Stated task
Pick out each line containing the string "Output".

========

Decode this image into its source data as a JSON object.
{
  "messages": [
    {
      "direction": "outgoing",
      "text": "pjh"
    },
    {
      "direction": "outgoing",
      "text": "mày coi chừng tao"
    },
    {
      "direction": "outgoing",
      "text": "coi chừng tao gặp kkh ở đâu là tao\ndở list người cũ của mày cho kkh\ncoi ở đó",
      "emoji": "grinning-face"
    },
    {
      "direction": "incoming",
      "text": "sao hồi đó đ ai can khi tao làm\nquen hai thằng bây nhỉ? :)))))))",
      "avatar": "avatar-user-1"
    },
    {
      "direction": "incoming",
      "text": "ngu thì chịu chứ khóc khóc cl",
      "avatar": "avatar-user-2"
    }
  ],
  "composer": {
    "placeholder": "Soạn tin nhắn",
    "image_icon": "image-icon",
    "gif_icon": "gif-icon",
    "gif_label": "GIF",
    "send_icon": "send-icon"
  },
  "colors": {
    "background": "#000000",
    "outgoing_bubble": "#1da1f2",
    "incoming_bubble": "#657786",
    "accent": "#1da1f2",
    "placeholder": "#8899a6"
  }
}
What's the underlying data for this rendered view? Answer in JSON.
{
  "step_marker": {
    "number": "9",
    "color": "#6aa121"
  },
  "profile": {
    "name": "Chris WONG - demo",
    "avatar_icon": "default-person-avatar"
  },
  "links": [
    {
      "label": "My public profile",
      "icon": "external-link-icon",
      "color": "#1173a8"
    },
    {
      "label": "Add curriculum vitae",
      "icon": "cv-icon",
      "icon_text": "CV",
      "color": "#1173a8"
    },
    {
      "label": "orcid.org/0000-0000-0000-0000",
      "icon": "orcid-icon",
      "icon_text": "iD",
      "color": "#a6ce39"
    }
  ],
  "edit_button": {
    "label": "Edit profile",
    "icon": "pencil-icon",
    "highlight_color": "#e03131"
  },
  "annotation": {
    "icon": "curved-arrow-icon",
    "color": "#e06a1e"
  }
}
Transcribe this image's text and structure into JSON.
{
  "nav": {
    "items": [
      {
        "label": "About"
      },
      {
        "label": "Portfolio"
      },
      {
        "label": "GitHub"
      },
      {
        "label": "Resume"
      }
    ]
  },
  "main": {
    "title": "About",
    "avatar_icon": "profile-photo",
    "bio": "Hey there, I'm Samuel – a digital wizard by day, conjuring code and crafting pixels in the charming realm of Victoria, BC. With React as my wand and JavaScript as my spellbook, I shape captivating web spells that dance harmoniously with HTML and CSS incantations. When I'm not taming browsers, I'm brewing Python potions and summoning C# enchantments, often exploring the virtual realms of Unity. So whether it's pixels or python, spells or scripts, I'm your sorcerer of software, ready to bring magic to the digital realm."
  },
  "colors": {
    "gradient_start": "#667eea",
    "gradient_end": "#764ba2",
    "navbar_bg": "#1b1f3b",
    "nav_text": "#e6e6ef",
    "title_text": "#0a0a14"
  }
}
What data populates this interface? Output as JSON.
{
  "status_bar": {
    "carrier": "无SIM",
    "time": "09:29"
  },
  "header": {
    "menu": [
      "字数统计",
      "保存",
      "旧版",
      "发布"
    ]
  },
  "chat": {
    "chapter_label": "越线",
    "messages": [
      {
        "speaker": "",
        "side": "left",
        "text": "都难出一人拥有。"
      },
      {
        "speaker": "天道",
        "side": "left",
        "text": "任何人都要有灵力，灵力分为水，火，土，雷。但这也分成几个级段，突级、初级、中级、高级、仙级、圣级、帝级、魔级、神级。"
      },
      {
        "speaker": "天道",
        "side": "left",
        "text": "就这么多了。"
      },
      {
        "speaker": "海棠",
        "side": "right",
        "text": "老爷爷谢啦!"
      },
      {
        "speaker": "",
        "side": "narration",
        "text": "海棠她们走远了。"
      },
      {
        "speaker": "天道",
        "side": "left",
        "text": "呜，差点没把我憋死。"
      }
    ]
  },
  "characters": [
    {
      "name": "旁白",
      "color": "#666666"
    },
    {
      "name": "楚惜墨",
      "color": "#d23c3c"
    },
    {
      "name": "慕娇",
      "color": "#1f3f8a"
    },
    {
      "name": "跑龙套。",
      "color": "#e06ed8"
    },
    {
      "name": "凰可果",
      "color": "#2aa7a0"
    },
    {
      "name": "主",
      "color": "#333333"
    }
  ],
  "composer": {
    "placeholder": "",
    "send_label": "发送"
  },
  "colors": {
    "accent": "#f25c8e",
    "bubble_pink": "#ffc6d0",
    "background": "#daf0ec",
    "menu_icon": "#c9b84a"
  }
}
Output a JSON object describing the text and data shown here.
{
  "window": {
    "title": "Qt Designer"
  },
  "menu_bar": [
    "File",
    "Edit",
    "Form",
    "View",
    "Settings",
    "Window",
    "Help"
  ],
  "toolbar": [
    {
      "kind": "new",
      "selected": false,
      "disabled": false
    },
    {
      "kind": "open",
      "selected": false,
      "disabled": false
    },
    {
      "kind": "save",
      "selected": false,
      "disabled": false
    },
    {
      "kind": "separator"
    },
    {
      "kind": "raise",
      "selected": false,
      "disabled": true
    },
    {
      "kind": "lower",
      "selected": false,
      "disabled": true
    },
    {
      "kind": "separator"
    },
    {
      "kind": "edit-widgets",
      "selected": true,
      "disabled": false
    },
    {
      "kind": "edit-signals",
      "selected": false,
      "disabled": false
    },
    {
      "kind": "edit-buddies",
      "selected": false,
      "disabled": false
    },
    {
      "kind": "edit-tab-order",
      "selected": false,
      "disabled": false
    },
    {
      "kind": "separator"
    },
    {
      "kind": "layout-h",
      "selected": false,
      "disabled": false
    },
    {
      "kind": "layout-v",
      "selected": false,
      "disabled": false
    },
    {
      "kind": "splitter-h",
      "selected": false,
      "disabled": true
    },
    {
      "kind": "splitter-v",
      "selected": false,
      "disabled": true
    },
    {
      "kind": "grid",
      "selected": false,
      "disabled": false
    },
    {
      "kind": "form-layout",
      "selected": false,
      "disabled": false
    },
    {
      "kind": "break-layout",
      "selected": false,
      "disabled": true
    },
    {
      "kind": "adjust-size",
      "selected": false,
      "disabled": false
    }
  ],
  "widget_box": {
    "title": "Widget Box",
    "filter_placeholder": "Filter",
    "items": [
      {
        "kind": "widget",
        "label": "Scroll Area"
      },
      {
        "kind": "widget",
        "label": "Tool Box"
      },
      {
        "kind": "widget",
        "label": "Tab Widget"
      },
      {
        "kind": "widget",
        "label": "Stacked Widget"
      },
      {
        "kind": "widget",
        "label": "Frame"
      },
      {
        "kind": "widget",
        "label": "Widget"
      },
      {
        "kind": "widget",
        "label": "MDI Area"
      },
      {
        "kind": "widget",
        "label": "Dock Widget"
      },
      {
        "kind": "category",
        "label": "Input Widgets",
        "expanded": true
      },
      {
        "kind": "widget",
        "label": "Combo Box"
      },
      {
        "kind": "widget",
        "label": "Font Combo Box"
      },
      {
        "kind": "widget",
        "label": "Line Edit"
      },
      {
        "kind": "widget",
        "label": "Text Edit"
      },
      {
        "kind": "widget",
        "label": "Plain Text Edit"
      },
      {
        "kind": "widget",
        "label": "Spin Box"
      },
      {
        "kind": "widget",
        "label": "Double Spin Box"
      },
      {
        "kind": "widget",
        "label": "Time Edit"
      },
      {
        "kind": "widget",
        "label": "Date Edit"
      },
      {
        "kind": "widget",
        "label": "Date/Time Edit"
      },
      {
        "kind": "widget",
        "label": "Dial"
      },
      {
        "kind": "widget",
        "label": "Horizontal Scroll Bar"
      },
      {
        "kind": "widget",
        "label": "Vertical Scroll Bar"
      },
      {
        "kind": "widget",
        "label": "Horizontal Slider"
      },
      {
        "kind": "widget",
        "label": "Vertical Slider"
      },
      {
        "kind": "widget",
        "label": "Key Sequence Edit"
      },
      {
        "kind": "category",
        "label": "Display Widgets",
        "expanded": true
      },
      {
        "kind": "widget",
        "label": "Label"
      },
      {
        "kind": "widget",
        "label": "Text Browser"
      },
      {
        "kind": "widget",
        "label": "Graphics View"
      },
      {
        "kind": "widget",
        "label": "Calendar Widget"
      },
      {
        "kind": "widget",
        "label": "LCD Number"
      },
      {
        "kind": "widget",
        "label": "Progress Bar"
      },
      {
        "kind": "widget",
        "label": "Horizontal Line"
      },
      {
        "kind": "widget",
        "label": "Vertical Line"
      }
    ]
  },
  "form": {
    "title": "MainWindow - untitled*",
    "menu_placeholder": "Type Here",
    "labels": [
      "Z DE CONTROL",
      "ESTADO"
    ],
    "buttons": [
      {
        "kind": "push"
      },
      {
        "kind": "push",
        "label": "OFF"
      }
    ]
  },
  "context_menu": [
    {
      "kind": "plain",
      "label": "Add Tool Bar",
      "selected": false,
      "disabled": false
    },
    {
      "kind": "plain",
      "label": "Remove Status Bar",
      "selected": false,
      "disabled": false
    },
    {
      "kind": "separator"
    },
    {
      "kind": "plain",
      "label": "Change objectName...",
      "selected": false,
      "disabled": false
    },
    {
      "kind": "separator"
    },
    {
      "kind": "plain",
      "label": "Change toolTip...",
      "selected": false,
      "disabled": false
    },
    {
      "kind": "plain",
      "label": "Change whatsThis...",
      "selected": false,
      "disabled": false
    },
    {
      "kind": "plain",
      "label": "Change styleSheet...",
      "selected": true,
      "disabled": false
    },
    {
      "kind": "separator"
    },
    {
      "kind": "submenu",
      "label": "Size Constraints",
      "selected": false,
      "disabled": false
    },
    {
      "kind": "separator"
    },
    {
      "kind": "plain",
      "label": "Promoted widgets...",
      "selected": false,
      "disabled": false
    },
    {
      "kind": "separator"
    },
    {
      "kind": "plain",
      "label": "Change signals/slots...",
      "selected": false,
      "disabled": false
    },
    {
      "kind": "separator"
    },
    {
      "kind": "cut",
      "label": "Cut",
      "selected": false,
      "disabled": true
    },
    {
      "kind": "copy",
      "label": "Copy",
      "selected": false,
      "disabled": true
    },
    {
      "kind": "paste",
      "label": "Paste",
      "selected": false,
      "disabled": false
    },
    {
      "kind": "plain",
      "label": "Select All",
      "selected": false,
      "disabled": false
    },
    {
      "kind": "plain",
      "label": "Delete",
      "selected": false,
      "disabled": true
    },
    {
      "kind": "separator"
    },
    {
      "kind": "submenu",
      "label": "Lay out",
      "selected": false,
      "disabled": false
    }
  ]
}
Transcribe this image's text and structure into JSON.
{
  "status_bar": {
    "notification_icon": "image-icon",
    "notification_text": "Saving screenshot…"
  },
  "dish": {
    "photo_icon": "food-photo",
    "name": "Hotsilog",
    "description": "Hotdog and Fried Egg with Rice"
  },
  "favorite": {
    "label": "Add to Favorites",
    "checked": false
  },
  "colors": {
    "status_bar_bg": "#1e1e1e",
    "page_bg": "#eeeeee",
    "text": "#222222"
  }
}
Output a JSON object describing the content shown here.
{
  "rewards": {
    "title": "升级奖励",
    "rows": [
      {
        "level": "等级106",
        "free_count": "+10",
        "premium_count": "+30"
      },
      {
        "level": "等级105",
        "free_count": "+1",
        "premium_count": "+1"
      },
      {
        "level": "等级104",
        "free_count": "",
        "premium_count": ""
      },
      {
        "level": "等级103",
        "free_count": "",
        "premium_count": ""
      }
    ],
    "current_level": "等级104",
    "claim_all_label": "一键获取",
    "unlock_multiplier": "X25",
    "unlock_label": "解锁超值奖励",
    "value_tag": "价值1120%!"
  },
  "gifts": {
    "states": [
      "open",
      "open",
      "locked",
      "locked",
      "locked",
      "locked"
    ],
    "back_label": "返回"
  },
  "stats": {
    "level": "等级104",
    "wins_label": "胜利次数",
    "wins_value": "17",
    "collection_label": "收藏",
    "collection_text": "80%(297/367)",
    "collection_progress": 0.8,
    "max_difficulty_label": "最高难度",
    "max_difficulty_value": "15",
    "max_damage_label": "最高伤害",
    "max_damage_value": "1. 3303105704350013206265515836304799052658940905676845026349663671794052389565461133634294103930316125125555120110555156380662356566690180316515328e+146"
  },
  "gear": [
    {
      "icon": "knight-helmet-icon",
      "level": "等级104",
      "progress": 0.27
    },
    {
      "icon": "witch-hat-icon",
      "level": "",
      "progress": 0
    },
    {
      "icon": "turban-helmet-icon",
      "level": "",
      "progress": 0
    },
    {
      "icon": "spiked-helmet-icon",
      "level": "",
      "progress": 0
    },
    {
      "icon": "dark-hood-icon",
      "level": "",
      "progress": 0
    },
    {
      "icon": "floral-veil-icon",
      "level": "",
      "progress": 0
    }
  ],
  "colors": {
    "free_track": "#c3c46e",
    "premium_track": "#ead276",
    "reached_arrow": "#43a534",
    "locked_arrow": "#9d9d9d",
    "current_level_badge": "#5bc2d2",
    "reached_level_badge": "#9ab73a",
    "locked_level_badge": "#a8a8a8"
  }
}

========

Answer to this problem
What data populates this interface? Output as JSON.
Output a JSON object describing the text and data shown here.
Output a JSON object describing the content shown here.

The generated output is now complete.